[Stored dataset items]

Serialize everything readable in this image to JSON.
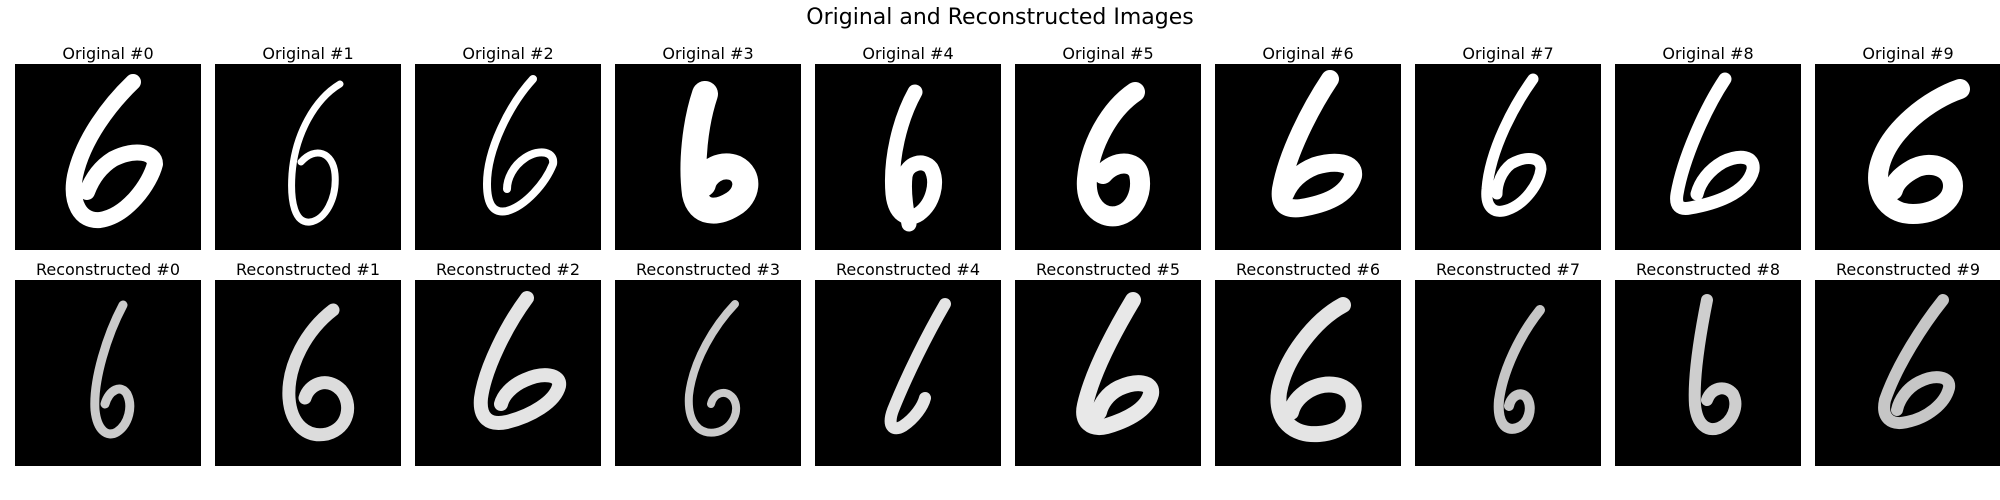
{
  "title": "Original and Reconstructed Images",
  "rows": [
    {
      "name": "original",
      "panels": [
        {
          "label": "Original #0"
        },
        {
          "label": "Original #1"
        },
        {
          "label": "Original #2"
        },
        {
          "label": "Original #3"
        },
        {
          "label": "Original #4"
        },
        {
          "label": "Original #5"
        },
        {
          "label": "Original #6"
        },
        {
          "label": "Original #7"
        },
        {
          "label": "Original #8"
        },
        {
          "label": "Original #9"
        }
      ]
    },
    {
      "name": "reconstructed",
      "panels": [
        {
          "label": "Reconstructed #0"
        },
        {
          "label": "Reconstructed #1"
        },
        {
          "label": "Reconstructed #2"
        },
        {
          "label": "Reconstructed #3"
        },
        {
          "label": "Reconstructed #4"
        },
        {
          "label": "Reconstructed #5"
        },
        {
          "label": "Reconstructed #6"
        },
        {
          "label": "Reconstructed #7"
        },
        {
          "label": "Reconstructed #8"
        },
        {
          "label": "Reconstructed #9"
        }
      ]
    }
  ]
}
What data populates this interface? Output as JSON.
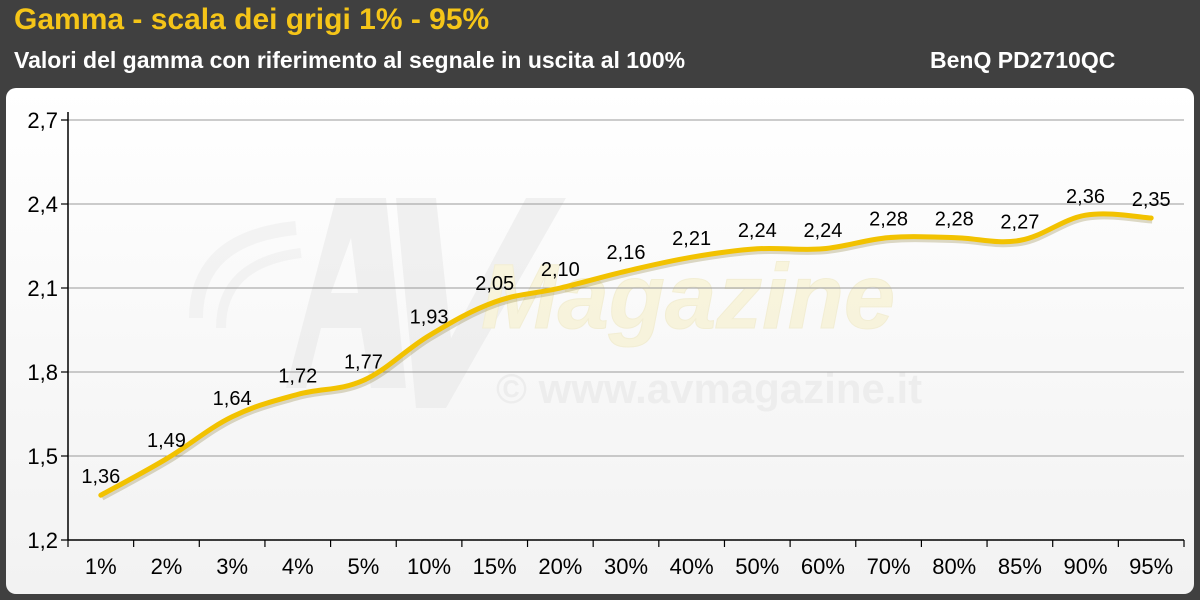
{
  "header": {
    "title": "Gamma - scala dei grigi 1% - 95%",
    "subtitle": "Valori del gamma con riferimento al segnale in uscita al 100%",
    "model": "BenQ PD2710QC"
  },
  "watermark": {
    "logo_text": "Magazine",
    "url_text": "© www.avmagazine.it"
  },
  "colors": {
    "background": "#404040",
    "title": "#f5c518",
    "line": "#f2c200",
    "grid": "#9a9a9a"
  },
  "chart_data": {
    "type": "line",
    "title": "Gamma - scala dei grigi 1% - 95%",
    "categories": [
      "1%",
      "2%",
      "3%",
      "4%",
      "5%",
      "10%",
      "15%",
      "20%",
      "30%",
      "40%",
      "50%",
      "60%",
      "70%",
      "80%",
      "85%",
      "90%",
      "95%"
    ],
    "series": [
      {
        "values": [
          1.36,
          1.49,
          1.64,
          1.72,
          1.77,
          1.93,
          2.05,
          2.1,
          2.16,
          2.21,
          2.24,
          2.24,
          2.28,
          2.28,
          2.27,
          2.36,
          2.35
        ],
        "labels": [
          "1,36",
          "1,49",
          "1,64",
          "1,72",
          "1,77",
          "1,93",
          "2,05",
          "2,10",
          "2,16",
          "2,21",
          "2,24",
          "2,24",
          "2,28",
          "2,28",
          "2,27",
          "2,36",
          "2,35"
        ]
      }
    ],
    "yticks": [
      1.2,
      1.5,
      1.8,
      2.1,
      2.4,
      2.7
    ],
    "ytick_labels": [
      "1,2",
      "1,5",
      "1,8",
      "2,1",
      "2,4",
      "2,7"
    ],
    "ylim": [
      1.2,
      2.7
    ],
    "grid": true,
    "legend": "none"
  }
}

...

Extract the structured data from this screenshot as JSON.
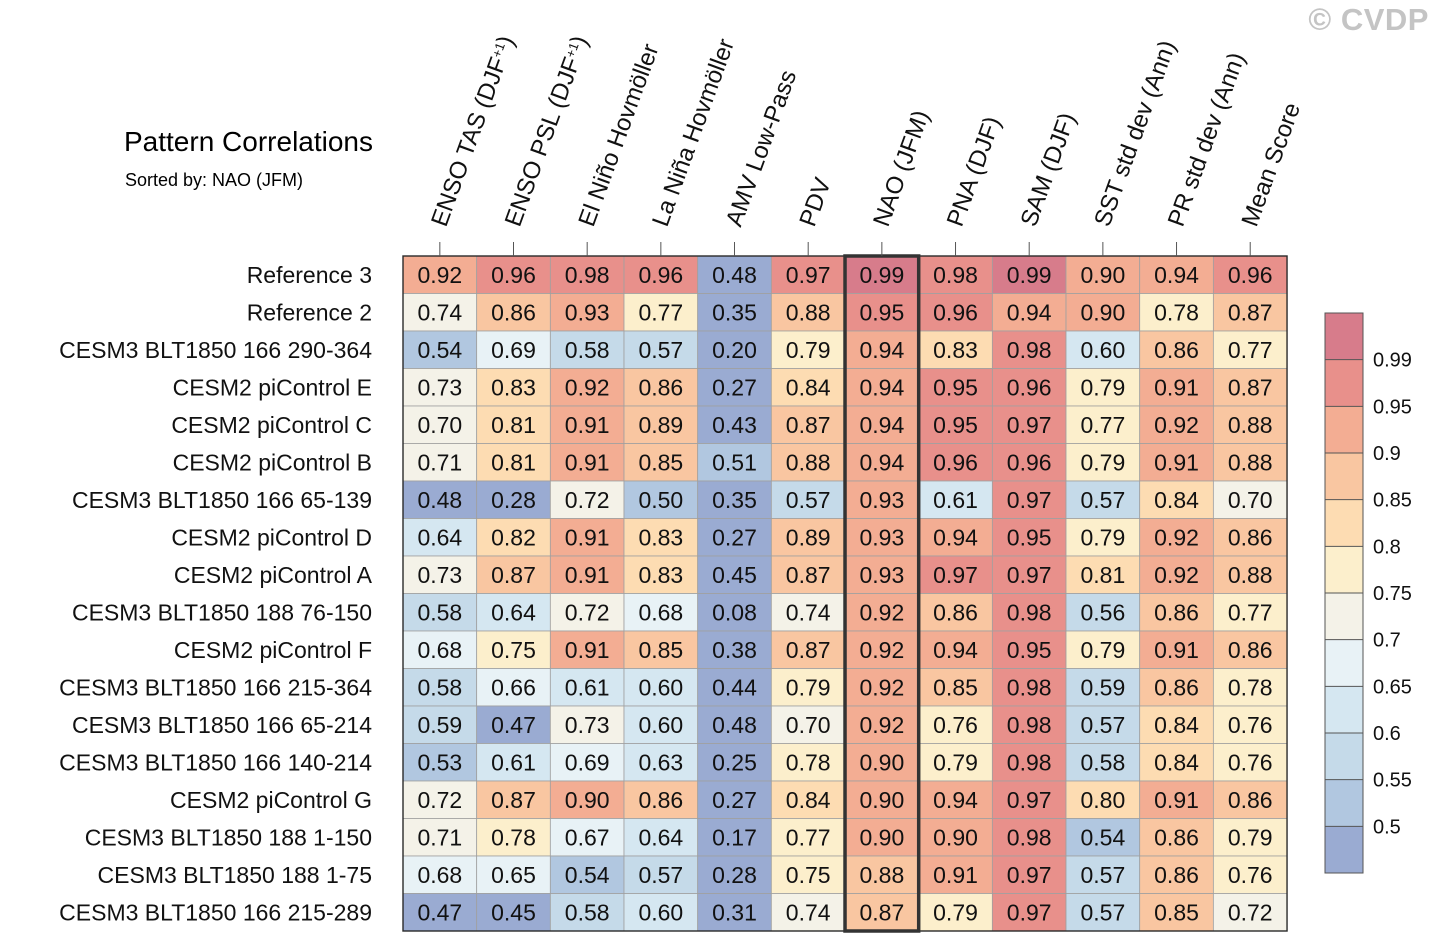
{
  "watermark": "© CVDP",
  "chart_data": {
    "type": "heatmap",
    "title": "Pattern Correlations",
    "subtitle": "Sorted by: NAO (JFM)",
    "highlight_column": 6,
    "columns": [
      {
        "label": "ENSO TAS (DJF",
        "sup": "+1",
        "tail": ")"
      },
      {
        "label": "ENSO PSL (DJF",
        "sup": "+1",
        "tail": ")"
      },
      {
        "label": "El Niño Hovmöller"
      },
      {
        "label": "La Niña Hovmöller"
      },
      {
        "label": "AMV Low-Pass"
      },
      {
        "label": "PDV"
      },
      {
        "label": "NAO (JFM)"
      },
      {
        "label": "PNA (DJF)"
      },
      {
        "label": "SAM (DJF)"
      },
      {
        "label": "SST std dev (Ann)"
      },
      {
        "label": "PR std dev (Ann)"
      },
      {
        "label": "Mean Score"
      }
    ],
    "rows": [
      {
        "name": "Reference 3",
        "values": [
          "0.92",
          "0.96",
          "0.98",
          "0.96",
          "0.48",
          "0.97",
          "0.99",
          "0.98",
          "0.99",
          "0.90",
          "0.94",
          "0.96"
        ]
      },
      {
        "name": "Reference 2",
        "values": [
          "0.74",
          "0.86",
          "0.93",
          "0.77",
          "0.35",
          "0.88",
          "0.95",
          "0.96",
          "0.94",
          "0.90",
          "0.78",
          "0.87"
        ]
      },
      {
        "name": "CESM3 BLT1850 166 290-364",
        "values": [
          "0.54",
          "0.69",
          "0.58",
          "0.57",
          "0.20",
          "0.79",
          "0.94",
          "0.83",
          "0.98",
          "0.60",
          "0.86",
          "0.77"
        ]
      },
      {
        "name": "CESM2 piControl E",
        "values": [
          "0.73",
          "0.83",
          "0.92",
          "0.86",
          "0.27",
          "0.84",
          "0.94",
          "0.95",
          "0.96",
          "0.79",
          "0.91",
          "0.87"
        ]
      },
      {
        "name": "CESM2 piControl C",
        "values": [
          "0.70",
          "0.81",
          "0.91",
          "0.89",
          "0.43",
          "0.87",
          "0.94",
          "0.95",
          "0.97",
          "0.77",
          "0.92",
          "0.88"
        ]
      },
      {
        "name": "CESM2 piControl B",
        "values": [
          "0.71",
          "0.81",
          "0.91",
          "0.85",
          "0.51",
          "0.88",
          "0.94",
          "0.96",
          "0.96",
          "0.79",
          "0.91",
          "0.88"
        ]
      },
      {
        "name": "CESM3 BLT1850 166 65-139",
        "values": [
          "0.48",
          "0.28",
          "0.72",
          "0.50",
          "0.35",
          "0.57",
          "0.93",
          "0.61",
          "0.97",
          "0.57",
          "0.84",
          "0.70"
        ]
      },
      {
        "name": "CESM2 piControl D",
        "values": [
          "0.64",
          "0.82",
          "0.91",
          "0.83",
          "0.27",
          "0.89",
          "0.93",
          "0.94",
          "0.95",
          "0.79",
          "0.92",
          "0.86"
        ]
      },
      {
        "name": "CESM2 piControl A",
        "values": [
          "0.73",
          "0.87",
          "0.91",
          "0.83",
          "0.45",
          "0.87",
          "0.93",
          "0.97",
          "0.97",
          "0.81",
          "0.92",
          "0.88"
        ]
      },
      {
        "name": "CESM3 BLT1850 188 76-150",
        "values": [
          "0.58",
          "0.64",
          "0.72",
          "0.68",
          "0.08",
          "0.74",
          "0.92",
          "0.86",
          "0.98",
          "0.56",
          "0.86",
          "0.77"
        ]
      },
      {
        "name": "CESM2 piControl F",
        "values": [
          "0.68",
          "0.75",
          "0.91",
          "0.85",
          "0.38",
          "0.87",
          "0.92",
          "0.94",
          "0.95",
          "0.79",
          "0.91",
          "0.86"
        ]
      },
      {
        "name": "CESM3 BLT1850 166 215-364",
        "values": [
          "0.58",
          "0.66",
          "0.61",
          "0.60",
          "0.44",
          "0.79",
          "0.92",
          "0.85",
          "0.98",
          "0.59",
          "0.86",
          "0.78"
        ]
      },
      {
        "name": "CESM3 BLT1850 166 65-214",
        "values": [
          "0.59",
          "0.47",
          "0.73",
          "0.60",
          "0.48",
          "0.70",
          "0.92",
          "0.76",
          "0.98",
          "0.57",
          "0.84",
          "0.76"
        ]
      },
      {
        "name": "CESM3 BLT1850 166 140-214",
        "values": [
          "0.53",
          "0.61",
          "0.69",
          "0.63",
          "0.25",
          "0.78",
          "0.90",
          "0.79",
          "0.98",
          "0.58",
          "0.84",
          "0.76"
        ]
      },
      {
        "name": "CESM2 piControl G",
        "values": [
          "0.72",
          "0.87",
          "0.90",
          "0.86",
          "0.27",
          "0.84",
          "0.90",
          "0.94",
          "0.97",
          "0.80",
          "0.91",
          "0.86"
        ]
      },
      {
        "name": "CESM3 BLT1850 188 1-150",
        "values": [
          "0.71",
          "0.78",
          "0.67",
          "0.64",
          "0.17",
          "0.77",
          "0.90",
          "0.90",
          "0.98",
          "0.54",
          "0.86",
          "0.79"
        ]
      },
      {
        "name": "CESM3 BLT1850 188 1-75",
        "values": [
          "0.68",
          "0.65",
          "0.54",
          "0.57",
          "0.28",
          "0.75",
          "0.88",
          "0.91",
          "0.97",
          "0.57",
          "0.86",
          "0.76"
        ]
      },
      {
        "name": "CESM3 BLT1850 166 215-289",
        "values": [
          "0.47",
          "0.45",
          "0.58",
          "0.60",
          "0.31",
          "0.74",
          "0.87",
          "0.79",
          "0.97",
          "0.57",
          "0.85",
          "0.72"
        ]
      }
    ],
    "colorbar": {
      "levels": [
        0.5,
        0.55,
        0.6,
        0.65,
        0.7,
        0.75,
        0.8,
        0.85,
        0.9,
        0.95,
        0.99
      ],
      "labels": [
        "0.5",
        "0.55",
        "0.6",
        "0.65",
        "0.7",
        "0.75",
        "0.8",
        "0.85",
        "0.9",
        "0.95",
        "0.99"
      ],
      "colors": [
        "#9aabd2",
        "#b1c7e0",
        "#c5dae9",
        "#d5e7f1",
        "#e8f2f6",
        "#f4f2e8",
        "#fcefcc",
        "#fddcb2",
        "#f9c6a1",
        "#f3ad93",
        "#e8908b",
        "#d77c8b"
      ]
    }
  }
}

* * *

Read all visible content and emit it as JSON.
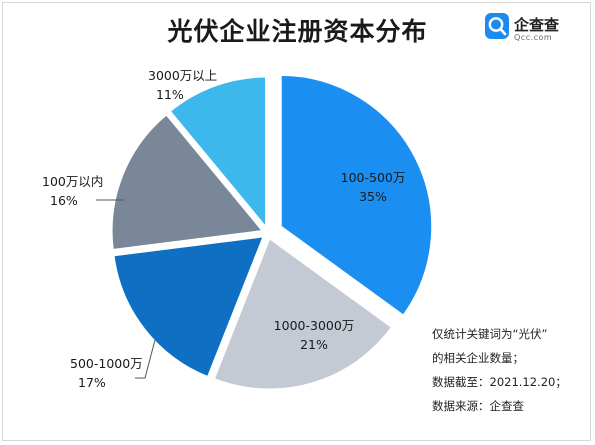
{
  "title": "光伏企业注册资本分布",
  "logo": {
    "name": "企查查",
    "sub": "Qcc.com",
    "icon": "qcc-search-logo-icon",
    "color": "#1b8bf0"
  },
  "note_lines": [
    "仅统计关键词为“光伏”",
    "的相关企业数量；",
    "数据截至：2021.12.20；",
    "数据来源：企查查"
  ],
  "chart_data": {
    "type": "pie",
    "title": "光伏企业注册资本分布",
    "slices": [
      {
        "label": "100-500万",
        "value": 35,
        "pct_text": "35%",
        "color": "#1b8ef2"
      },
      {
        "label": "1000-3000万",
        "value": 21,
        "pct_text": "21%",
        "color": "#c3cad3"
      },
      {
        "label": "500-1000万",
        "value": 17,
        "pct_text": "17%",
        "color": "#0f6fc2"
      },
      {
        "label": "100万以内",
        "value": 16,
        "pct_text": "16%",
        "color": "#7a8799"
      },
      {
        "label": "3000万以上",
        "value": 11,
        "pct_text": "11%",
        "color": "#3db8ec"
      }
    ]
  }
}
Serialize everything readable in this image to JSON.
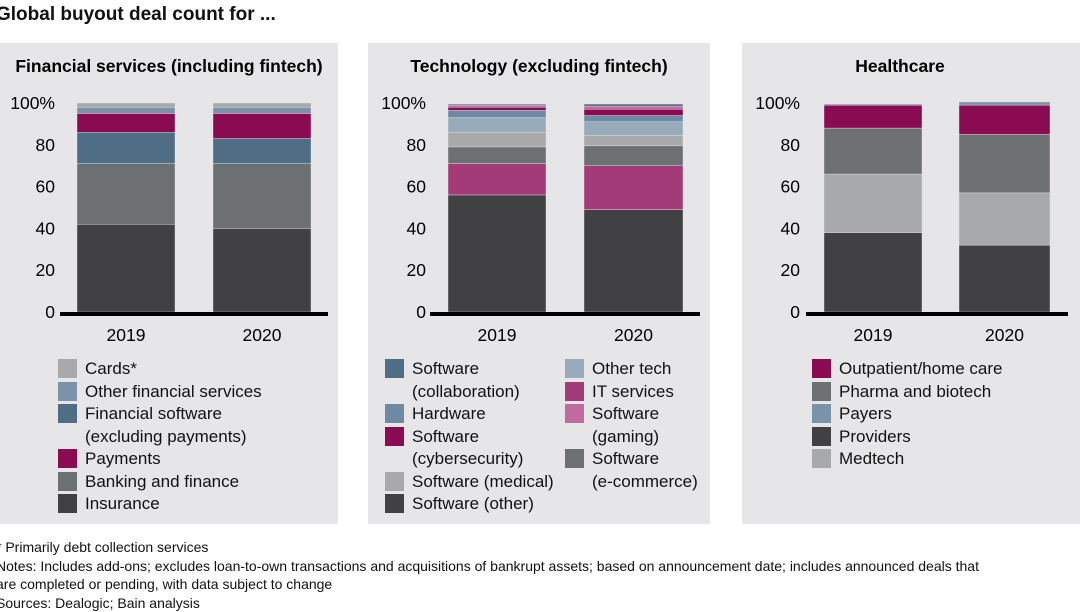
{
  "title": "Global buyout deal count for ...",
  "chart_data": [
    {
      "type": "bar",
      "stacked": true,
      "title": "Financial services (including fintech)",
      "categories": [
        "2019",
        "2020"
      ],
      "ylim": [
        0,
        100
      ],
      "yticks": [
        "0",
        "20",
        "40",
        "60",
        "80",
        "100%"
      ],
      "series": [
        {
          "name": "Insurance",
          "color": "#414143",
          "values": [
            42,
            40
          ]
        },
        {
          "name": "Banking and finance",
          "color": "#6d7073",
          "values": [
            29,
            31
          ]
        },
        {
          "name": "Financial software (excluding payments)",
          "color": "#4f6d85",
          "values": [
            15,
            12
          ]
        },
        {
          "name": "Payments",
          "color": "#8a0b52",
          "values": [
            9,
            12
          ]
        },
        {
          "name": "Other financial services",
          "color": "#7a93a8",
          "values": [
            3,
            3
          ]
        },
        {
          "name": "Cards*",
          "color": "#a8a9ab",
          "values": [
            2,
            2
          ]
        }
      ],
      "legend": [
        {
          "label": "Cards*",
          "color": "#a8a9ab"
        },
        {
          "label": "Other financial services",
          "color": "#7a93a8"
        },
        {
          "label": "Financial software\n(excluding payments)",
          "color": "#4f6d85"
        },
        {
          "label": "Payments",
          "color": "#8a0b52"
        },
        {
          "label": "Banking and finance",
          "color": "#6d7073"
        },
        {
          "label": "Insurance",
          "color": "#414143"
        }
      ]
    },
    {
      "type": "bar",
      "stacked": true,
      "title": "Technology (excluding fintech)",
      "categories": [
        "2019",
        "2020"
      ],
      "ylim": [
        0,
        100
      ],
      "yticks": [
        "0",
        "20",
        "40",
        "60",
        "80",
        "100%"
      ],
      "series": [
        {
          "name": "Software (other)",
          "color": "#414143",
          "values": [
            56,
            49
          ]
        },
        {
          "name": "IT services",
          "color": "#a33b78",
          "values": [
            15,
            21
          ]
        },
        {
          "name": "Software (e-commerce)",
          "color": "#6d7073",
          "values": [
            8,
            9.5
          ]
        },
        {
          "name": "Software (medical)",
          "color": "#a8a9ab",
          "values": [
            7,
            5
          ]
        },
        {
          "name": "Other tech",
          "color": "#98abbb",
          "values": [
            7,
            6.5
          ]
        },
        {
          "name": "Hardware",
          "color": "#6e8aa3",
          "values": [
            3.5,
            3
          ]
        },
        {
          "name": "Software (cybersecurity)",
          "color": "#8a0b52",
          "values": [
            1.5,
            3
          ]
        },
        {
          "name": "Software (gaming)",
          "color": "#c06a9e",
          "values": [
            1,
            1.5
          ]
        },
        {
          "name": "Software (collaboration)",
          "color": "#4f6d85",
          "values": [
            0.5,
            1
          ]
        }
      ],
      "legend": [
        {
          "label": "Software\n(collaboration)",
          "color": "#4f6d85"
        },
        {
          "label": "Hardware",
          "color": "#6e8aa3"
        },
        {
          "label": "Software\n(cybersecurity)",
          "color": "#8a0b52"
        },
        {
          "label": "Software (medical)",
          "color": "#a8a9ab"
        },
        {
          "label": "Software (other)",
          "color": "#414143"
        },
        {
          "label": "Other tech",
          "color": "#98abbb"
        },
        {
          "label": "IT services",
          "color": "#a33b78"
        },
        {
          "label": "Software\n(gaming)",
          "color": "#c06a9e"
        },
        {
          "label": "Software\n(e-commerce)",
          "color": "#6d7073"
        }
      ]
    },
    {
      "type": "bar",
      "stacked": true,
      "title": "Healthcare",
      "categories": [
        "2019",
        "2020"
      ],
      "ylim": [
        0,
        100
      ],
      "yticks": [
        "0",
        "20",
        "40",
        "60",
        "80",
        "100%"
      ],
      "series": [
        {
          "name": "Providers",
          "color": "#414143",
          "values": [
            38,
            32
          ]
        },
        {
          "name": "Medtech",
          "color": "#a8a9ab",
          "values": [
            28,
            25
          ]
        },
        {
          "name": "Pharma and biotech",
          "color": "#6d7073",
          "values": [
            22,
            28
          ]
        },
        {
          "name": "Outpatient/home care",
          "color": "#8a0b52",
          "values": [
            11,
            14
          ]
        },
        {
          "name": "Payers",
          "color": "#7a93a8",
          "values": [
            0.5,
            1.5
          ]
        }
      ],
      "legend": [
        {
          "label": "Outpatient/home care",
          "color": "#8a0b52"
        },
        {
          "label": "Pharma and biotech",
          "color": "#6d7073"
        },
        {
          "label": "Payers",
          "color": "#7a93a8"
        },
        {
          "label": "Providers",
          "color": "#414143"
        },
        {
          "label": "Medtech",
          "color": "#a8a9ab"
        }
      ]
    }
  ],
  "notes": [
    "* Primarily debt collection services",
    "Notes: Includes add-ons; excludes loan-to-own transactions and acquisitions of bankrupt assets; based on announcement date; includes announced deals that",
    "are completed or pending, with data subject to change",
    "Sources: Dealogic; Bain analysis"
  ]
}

■ WHAT YOU ARE ASKED TO DO: Extract every line of the records above that contains the word "home".

■ OUTPUT BELOW:
          "name": "Outpatient/home care",
          "label": "Outpatient/home care",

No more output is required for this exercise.